What is expected:
Below, find each line holding "Vizsgálatok" and state how many there are, using the number alone.

---------- Records shown ----------

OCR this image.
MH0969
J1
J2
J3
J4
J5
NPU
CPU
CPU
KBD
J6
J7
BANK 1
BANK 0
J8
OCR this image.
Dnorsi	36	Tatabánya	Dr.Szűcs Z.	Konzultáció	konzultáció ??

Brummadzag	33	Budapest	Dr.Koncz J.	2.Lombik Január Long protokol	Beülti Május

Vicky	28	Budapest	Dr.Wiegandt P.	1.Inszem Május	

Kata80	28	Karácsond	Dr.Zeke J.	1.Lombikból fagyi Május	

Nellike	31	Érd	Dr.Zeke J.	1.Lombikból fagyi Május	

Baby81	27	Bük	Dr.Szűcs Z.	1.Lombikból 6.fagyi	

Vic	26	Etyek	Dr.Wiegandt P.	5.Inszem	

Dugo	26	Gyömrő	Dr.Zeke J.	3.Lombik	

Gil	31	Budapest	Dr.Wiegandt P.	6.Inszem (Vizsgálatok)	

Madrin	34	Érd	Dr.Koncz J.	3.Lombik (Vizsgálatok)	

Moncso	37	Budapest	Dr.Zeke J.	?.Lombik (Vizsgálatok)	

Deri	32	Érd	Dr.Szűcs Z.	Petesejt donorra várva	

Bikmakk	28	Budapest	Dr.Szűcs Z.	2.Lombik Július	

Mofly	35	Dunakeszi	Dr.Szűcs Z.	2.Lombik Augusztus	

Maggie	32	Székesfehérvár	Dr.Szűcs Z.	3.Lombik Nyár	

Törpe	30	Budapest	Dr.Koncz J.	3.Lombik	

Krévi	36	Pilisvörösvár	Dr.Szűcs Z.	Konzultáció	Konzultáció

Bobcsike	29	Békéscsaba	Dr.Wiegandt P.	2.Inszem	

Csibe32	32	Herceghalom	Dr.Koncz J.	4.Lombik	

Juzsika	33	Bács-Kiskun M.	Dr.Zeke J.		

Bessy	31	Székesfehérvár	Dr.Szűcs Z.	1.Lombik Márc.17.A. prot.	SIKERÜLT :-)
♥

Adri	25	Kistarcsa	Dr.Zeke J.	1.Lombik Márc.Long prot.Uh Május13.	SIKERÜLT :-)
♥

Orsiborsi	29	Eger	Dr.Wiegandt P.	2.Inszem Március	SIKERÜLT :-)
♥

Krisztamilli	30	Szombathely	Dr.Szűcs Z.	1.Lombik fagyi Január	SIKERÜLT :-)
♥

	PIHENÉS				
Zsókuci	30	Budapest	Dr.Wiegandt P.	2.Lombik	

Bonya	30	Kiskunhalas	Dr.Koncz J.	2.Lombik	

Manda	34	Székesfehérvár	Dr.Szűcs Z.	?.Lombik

----------

Response to the exercise:
3